• **Input material**
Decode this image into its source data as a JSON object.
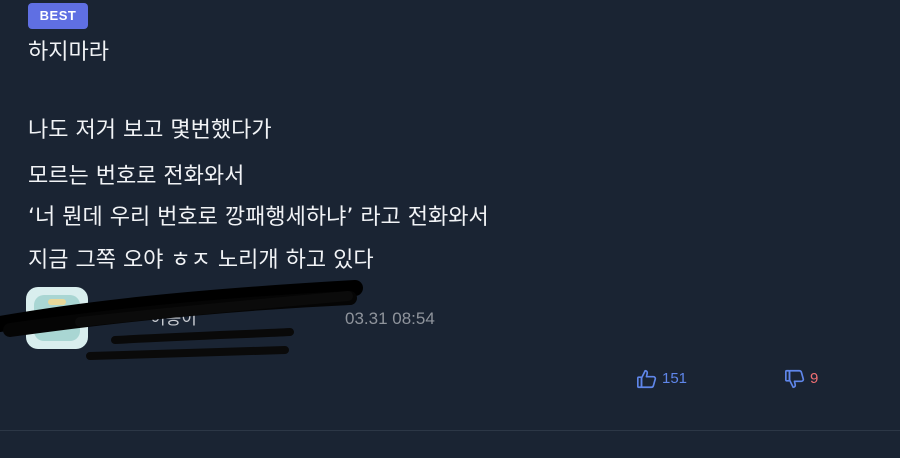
{
  "comment": {
    "badge": "BEST",
    "lines": [
      "하지마라",
      "",
      "나도 저거 보고 몇번했다가",
      "모르는 번호로 전화와서",
      "‘너 뭔데 우리 번호로 깡패행세하냐’ 라고 전화와서",
      "지금 그쪽 오야 ㅎㅈ 노리개 하고 있다"
    ],
    "author": "이동이",
    "date": "03.31 08:54",
    "likes": "151",
    "dislikes": "9"
  },
  "colors": {
    "background": "#1a2433",
    "badge": "#5f6fe3",
    "like": "#5f86ea",
    "dislike": "#f06f73"
  },
  "icons": {
    "like": "thumbs-up-icon",
    "dislike": "thumbs-down-icon"
  }
}
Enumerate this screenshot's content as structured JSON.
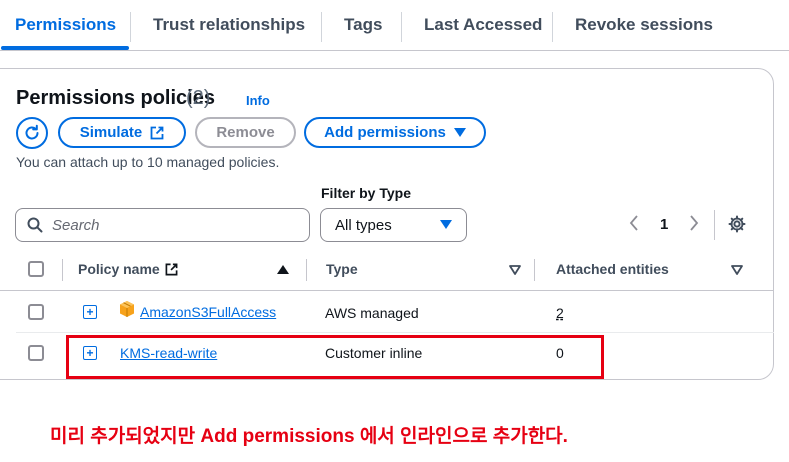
{
  "tabs": [
    {
      "label": "Permissions",
      "active": true
    },
    {
      "label": "Trust relationships"
    },
    {
      "label": "Tags"
    },
    {
      "label": "Last Accessed"
    },
    {
      "label": "Revoke sessions"
    }
  ],
  "panel": {
    "title": "Permissions policies",
    "count": "(2)",
    "info": "Info",
    "buttons": {
      "refresh_icon": "refresh-icon",
      "simulate": "Simulate",
      "remove": "Remove",
      "add_permissions": "Add permissions"
    },
    "hint": "You can attach up to 10 managed policies."
  },
  "filters": {
    "search_placeholder": "Search",
    "filter_label": "Filter by Type",
    "filter_value": "All types"
  },
  "pagination": {
    "page": "1"
  },
  "table": {
    "columns": {
      "policy_name": "Policy name",
      "type": "Type",
      "attached_entities": "Attached entities"
    },
    "rows": [
      {
        "name": "AmazonS3FullAccess",
        "type": "AWS managed",
        "attached": "2",
        "icon": "aws-box-icon"
      },
      {
        "name": "KMS-read-write",
        "type": "Customer inline",
        "attached": "0"
      }
    ]
  },
  "annotation": {
    "note": "미리 추가되었지만 Add permissions 에서 인라인으로 추가한다.",
    "color": "#e60012"
  },
  "colors": {
    "accent": "#006ce0",
    "text": "#0f141a",
    "muted": "#414d5c"
  }
}
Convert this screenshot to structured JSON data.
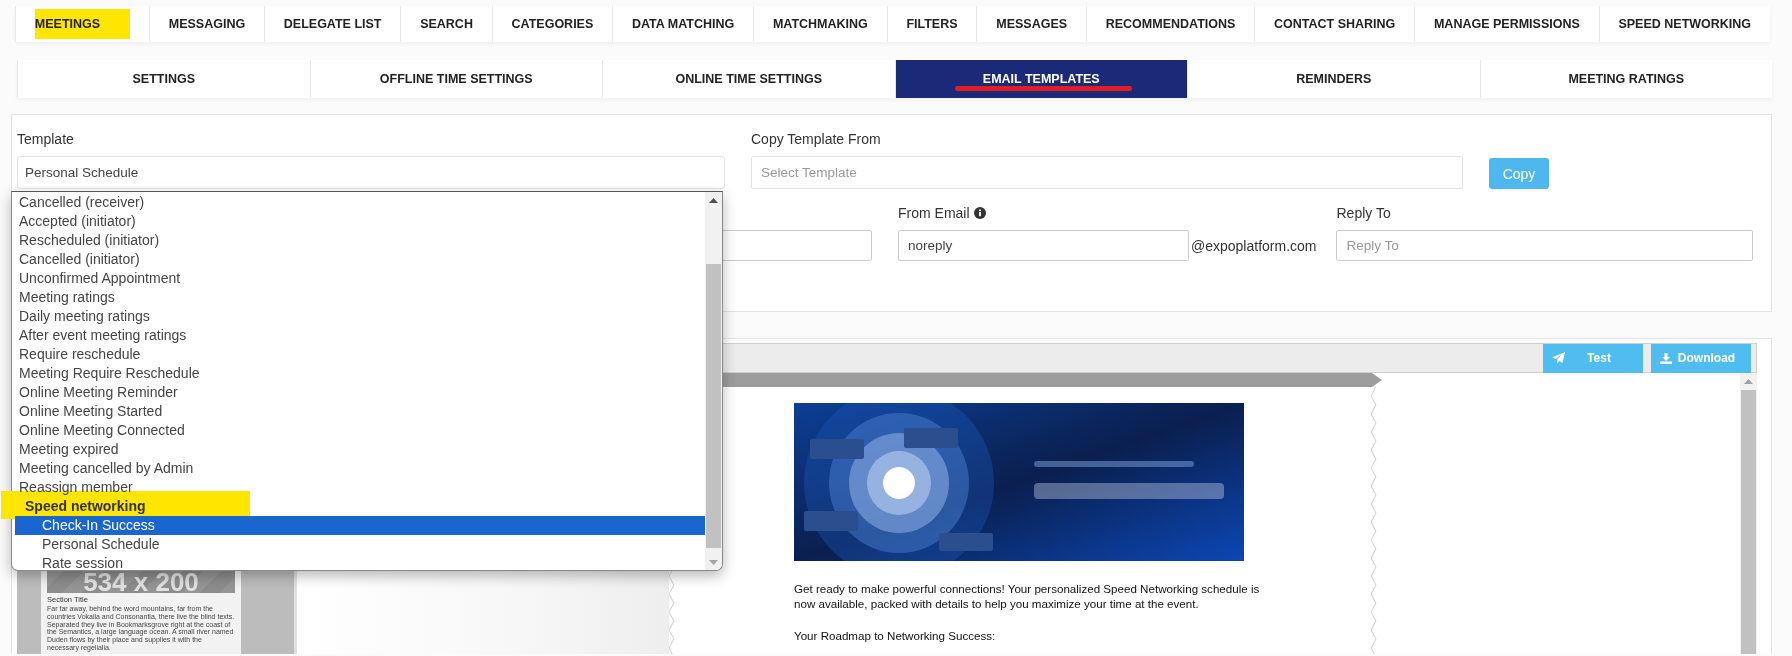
{
  "top_nav": [
    {
      "label": "MEETINGS",
      "highlighted": true
    },
    {
      "label": "MESSAGING",
      "highlighted": false
    },
    {
      "label": "DELEGATE LIST",
      "highlighted": false
    },
    {
      "label": "SEARCH",
      "highlighted": false
    },
    {
      "label": "CATEGORIES",
      "highlighted": false
    },
    {
      "label": "DATA MATCHING",
      "highlighted": false
    },
    {
      "label": "MATCHMAKING",
      "highlighted": false
    },
    {
      "label": "FILTERS",
      "highlighted": false
    },
    {
      "label": "MESSAGES",
      "highlighted": false
    },
    {
      "label": "RECOMMENDATIONS",
      "highlighted": false
    },
    {
      "label": "CONTACT SHARING",
      "highlighted": false
    },
    {
      "label": "MANAGE PERMISSIONS",
      "highlighted": false
    },
    {
      "label": "SPEED NETWORKING",
      "highlighted": false
    }
  ],
  "sub_tabs": [
    {
      "label": "SETTINGS",
      "selected": false,
      "underlined": false
    },
    {
      "label": "OFFLINE TIME SETTINGS",
      "selected": false,
      "underlined": false
    },
    {
      "label": "ONLINE TIME SETTINGS",
      "selected": false,
      "underlined": false
    },
    {
      "label": "EMAIL TEMPLATES",
      "selected": true,
      "underlined": true
    },
    {
      "label": "REMINDERS",
      "selected": false,
      "underlined": false
    },
    {
      "label": "MEETING RATINGS",
      "selected": false,
      "underlined": false
    }
  ],
  "form": {
    "template": {
      "label": "Template",
      "value": "Personal Schedule"
    },
    "copy_template_from": {
      "label": "Copy Template From",
      "placeholder": "Select Template"
    },
    "copy_button": "Copy",
    "from_email": {
      "label": "From Email",
      "value": "noreply",
      "suffix": "@expoplatform.com"
    },
    "reply_to": {
      "label": "Reply To",
      "placeholder": "Reply To"
    }
  },
  "template_dropdown": {
    "items": [
      {
        "kind": "option",
        "label": "Cancelled (receiver)",
        "selected": false,
        "highlighted": false
      },
      {
        "kind": "option",
        "label": "Accepted (initiator)",
        "selected": false,
        "highlighted": false
      },
      {
        "kind": "option",
        "label": "Rescheduled (initiator)",
        "selected": false,
        "highlighted": false
      },
      {
        "kind": "option",
        "label": "Cancelled (initiator)",
        "selected": false,
        "highlighted": false
      },
      {
        "kind": "option",
        "label": "Unconfirmed Appointment",
        "selected": false,
        "highlighted": false
      },
      {
        "kind": "option",
        "label": "Meeting ratings",
        "selected": false,
        "highlighted": false
      },
      {
        "kind": "option",
        "label": "Daily meeting ratings",
        "selected": false,
        "highlighted": false
      },
      {
        "kind": "option",
        "label": "After event meeting ratings",
        "selected": false,
        "highlighted": false
      },
      {
        "kind": "option",
        "label": "Require reschedule",
        "selected": false,
        "highlighted": false
      },
      {
        "kind": "option",
        "label": "Meeting Require Reschedule",
        "selected": false,
        "highlighted": false
      },
      {
        "kind": "option",
        "label": "Online Meeting Reminder",
        "selected": false,
        "highlighted": false
      },
      {
        "kind": "option",
        "label": "Online Meeting Started",
        "selected": false,
        "highlighted": false
      },
      {
        "kind": "option",
        "label": "Online Meeting Connected",
        "selected": false,
        "highlighted": false
      },
      {
        "kind": "option",
        "label": "Meeting expired",
        "selected": false,
        "highlighted": false
      },
      {
        "kind": "option",
        "label": "Meeting cancelled by Admin",
        "selected": false,
        "highlighted": false
      },
      {
        "kind": "option",
        "label": "Reassign member",
        "selected": false,
        "highlighted": false
      },
      {
        "kind": "group",
        "label": "Speed networking",
        "highlighted": true,
        "children": [
          {
            "label": "Check-In Success",
            "selected": true
          },
          {
            "label": "Personal Schedule",
            "selected": false
          },
          {
            "label": "Rate session",
            "selected": false
          }
        ]
      }
    ]
  },
  "preview": {
    "toolbar_buttons": [
      {
        "label": "Test",
        "kind": "send"
      },
      {
        "label": "Download",
        "kind": "download"
      }
    ],
    "thumbnail": {
      "placeholder": "534 x 200",
      "title": "Section Title",
      "text": "Far far away, behind the word mountains, far from the countries Vokalia and Consonantia, there live the blind texts. Separated they live in Bookmarksgrove right at the coast of the Semantics, a large language ocean. A small river named Duden flows by their place and supplies it with the necessary regelialia."
    },
    "email": {
      "banner": {
        "kind": "picture"
      },
      "paragraphs": [
        "Get ready to make powerful connections! Your personalized Speed Networking schedule is now available, packed with details to help you maximize your time at the event.",
        "Your Roadmap to Networking Success:"
      ]
    }
  }
}
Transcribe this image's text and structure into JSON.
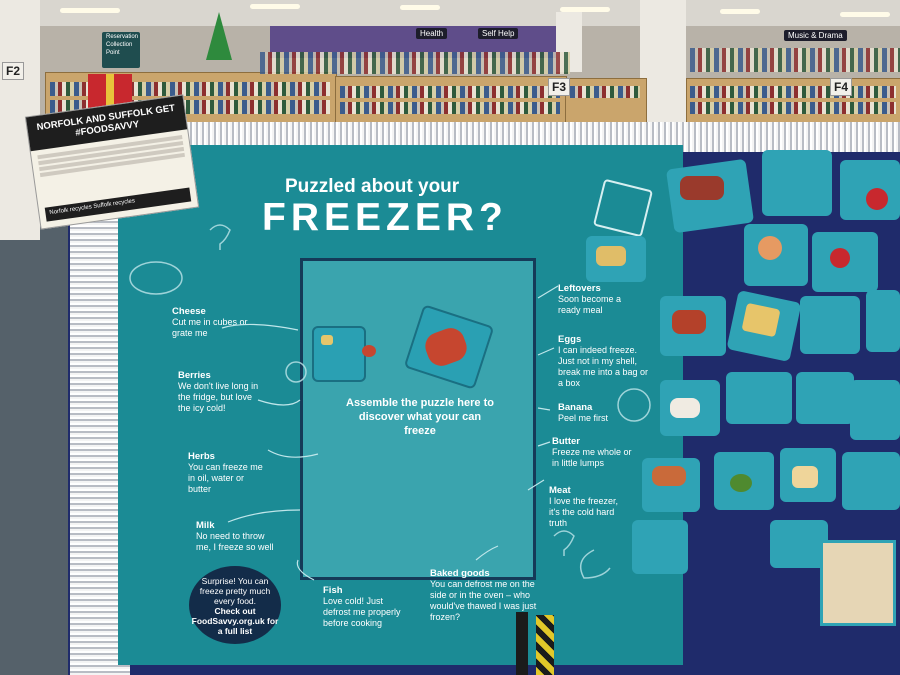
{
  "library_signs": {
    "zone_left": "F2",
    "zone_mid": "F3",
    "zone_right": "F4",
    "reservation_sign": "Reservation Collection Point",
    "category_sign": "Music & Drama",
    "shelf_sign_1": "Health",
    "shelf_sign_2": "Self Help"
  },
  "food_sign": {
    "title": "NORFOLK AND SUFFOLK GET #FOODSAVVY",
    "footer": "Norfolk recycles   Suffolk recycles"
  },
  "board": {
    "title_small": "Puzzled about your",
    "title_large": "FREEZER?",
    "center_text": "Assemble the puzzle here to discover what your can freeze",
    "surprise": {
      "line1": "Surprise! You can freeze pretty much every food.",
      "line2": "Check out FoodSavvy.org.uk for a full list"
    },
    "left_items": [
      {
        "name": "Cheese",
        "text": "Cut me in cubes or grate me"
      },
      {
        "name": "Berries",
        "text": "We don't live long in the fridge, but love the icy cold!"
      },
      {
        "name": "Herbs",
        "text": "You can freeze me in oil, water or butter"
      },
      {
        "name": "Milk",
        "text": "No need to throw me, I freeze so well"
      }
    ],
    "right_items": [
      {
        "name": "Leftovers",
        "text": "Soon become a ready meal"
      },
      {
        "name": "Eggs",
        "text": "I can indeed freeze. Just not in my shell, break me into a bag or a box"
      },
      {
        "name": "Banana",
        "text": "Peel me first"
      },
      {
        "name": "Butter",
        "text": "Freeze me whole or in little lumps"
      },
      {
        "name": "Meat",
        "text": "I love the freezer, it's the cold hard truth"
      }
    ],
    "bottom_items": [
      {
        "name": "Fish",
        "text": "Love cold! Just defrost me properly before cooking"
      },
      {
        "name": "Baked goods",
        "text": "You can defrost me on the side or in the oven – who would've thawed I was just frozen?"
      }
    ]
  },
  "colors": {
    "board_navy": "#1f2b6b",
    "panel_teal": "#1b8b95",
    "puzzle_teal": "#2fa3b5",
    "surprise_navy": "#132c49"
  }
}
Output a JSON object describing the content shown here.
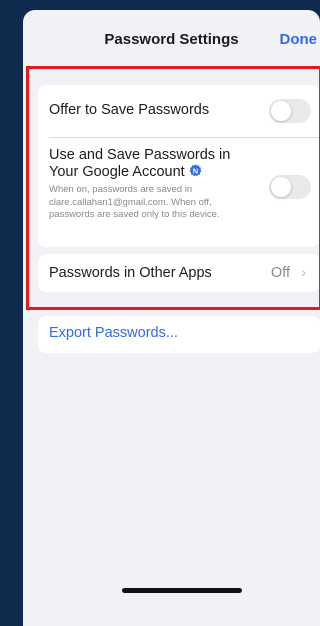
{
  "nav": {
    "title": "Password Settings",
    "done_label": "Done"
  },
  "settings": {
    "offer_to_save": {
      "label": "Offer to Save Passwords",
      "toggle_on": false
    },
    "google_account": {
      "label_line1": "Use and Save Passwords in",
      "label_line2": "Your Google Account",
      "description": "When on, passwords are saved in clare.callahan1@gmail.com. When off, passwords are saved only to this device.",
      "badge_letter": "N",
      "toggle_on": false
    },
    "other_apps": {
      "label": "Passwords in Other Apps",
      "value": "Off",
      "chevron": "›"
    },
    "export": {
      "label": "Export Passwords..."
    }
  },
  "colors": {
    "accent": "#2f6ce8",
    "highlight_box": "#e61a1a",
    "frame": "#0f2a4d",
    "background": "#f2f2f6"
  },
  "icons": {
    "new_badge": "new-badge-icon",
    "chevron": "chevron-right-icon"
  }
}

• **Written request**
Select all lines in the listing that include the word "chevron".

• **Result of the task**
      "chevron": "›"
    "chevron": "chevron-right-icon"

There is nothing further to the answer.